=== What is needed ===
Produce an exact copy of all the data below, dropping every image.

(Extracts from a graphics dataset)
|---|
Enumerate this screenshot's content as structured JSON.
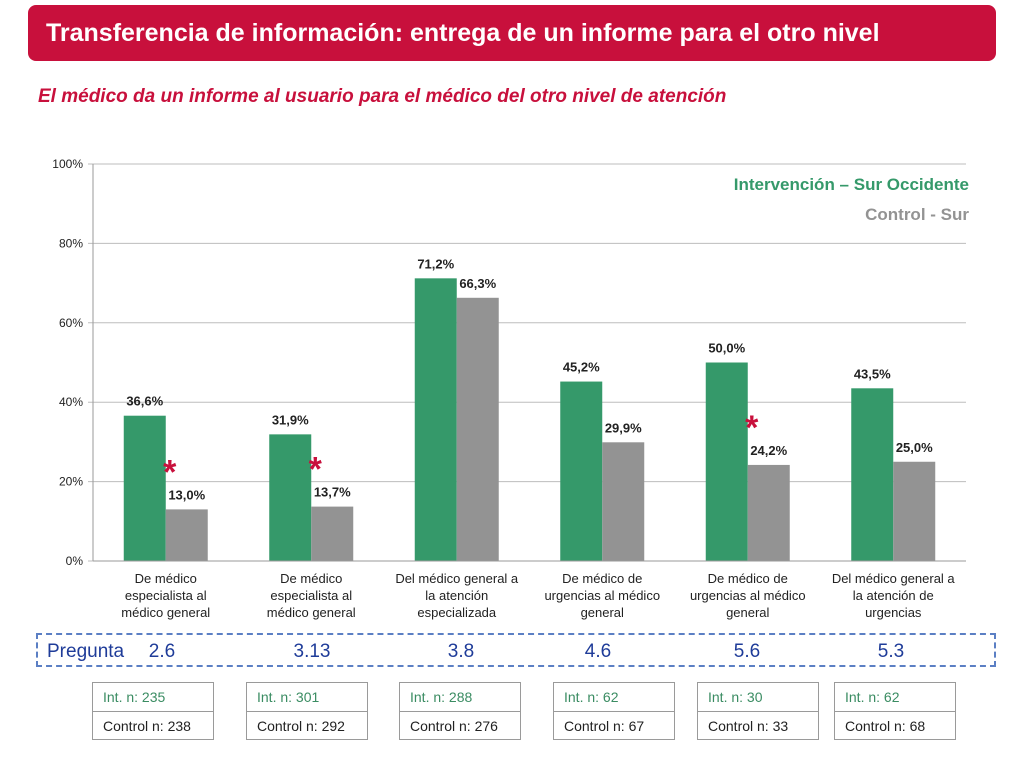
{
  "header": {
    "title": "Transferencia de información: entrega de un informe para el otro nivel",
    "subtitle": "El médico da un informe al usuario para el médico del otro nivel de atención"
  },
  "colors": {
    "accent": "#c8103c",
    "intervention": "#35996a",
    "control": "#939393",
    "pregunta": "#1f3c99"
  },
  "chart_data": {
    "type": "bar",
    "categories": [
      [
        "De médico",
        "especialista al",
        "médico general"
      ],
      [
        "De médico",
        "especialista al",
        "médico general"
      ],
      [
        "Del médico general a",
        "la atención",
        "especializada"
      ],
      [
        "De médico de",
        "urgencias al médico",
        "general"
      ],
      [
        "De médico de",
        "urgencias al médico",
        "general"
      ],
      [
        "Del médico general a",
        "la atención de",
        "urgencias"
      ]
    ],
    "series": [
      {
        "name": "Intervención – Sur Occidente",
        "values": [
          36.6,
          31.9,
          71.2,
          45.2,
          50.0,
          43.5
        ],
        "labels": [
          "36,6%",
          "31,9%",
          "71,2%",
          "45,2%",
          "50,0%",
          "43,5%"
        ]
      },
      {
        "name": "Control - Sur",
        "values": [
          13.0,
          13.7,
          66.3,
          29.9,
          24.2,
          25.0
        ],
        "labels": [
          "13,0%",
          "13,7%",
          "66,3%",
          "29,9%",
          "24,2%",
          "25,0%"
        ]
      }
    ],
    "significance": [
      true,
      true,
      false,
      false,
      true,
      false
    ],
    "significance_mark": "*",
    "ylim": [
      0,
      100
    ],
    "yticks": [
      0,
      20,
      40,
      60,
      80,
      100
    ],
    "ytick_labels": [
      "0%",
      "20%",
      "40%",
      "60%",
      "80%",
      "100%"
    ],
    "grid": true,
    "legend_position": "top-right"
  },
  "pregunta": {
    "label": "Pregunta",
    "values": [
      "2.6",
      "3.13",
      "3.8",
      "4.6",
      "5.6",
      "5.3"
    ]
  },
  "sample_sizes": [
    {
      "int": "Int. n: 235",
      "control": "Control n: 238"
    },
    {
      "int": "Int. n: 301",
      "control": "Control n: 292"
    },
    {
      "int": "Int. n: 288",
      "control": "Control n: 276"
    },
    {
      "int": "Int. n: 62",
      "control": "Control n: 67"
    },
    {
      "int": "Int. n: 30",
      "control": "Control n: 33"
    },
    {
      "int": "Int. n: 62",
      "control": "Control n: 68"
    }
  ]
}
|---|
=== Exercise solution ===
Enumerate this screenshot's content as structured JSON.
{
  "header": {
    "title": "Transferencia de información: entrega de un informe para el otro nivel",
    "subtitle": "El médico da un informe al usuario para el médico del otro nivel de atención"
  },
  "colors": {
    "accent": "#c8103c",
    "intervention": "#35996a",
    "control": "#939393",
    "pregunta": "#1f3c99"
  },
  "chart_data": {
    "type": "bar",
    "categories": [
      [
        "De médico",
        "especialista al",
        "médico general"
      ],
      [
        "De médico",
        "especialista al",
        "médico general"
      ],
      [
        "Del médico general a",
        "la atención",
        "especializada"
      ],
      [
        "De médico de",
        "urgencias al médico",
        "general"
      ],
      [
        "De médico de",
        "urgencias al médico",
        "general"
      ],
      [
        "Del médico general a",
        "la atención de",
        "urgencias"
      ]
    ],
    "series": [
      {
        "name": "Intervención – Sur Occidente",
        "values": [
          36.6,
          31.9,
          71.2,
          45.2,
          50.0,
          43.5
        ],
        "labels": [
          "36,6%",
          "31,9%",
          "71,2%",
          "45,2%",
          "50,0%",
          "43,5%"
        ]
      },
      {
        "name": "Control - Sur",
        "values": [
          13.0,
          13.7,
          66.3,
          29.9,
          24.2,
          25.0
        ],
        "labels": [
          "13,0%",
          "13,7%",
          "66,3%",
          "29,9%",
          "24,2%",
          "25,0%"
        ]
      }
    ],
    "significance": [
      true,
      true,
      false,
      false,
      true,
      false
    ],
    "significance_mark": "*",
    "ylim": [
      0,
      100
    ],
    "yticks": [
      0,
      20,
      40,
      60,
      80,
      100
    ],
    "ytick_labels": [
      "0%",
      "20%",
      "40%",
      "60%",
      "80%",
      "100%"
    ],
    "grid": true,
    "legend_position": "top-right"
  },
  "pregunta": {
    "label": "Pregunta",
    "values": [
      "2.6",
      "3.13",
      "3.8",
      "4.6",
      "5.6",
      "5.3"
    ]
  },
  "sample_sizes": [
    {
      "int": "Int. n: 235",
      "control": "Control n: 238"
    },
    {
      "int": "Int. n: 301",
      "control": "Control n: 292"
    },
    {
      "int": "Int. n: 288",
      "control": "Control n: 276"
    },
    {
      "int": "Int. n: 62",
      "control": "Control n: 67"
    },
    {
      "int": "Int. n: 30",
      "control": "Control n: 33"
    },
    {
      "int": "Int. n: 62",
      "control": "Control n: 68"
    }
  ]
}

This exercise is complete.